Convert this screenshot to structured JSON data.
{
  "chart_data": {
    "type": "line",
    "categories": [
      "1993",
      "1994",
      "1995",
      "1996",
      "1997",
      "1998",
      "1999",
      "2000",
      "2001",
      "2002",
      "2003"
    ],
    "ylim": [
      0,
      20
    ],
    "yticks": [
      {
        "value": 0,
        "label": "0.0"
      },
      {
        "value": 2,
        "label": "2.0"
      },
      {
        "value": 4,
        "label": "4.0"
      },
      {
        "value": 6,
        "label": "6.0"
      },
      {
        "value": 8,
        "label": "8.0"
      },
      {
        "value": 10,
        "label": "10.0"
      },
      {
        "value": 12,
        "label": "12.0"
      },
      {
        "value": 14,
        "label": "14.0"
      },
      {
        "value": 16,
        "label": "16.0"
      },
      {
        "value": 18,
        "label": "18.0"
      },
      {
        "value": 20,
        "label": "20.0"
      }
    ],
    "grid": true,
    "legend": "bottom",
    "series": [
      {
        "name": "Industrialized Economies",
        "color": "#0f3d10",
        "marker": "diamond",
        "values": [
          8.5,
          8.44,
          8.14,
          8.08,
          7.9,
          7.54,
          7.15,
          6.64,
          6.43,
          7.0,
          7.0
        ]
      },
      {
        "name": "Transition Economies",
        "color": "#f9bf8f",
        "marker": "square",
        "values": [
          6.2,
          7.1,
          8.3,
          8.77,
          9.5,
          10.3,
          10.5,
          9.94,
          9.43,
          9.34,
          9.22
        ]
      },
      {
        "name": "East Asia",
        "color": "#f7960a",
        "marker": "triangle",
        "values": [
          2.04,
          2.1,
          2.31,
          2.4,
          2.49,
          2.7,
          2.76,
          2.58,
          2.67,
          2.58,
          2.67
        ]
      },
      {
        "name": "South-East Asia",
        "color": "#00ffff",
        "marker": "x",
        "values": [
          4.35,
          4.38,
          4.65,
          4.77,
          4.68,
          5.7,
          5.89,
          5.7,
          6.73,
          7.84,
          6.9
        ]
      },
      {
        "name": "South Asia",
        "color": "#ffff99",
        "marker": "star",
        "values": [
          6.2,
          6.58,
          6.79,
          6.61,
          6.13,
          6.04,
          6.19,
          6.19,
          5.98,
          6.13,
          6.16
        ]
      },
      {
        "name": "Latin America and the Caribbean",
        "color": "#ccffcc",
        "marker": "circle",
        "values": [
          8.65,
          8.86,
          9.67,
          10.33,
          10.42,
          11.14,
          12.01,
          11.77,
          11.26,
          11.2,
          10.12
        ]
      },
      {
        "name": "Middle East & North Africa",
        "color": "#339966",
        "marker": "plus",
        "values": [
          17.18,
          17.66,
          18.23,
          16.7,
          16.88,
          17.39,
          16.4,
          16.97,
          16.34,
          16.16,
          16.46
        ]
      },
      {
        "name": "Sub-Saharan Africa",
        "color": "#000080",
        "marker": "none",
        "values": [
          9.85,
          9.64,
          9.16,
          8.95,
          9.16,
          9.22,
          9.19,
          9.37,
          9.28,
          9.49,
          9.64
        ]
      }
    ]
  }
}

════════════════════

Go through the material and copy out every line with "East" in it.

        "name": "East Asia",
        "name": "South-East Asia",
        "name": "Middle East & North Africa",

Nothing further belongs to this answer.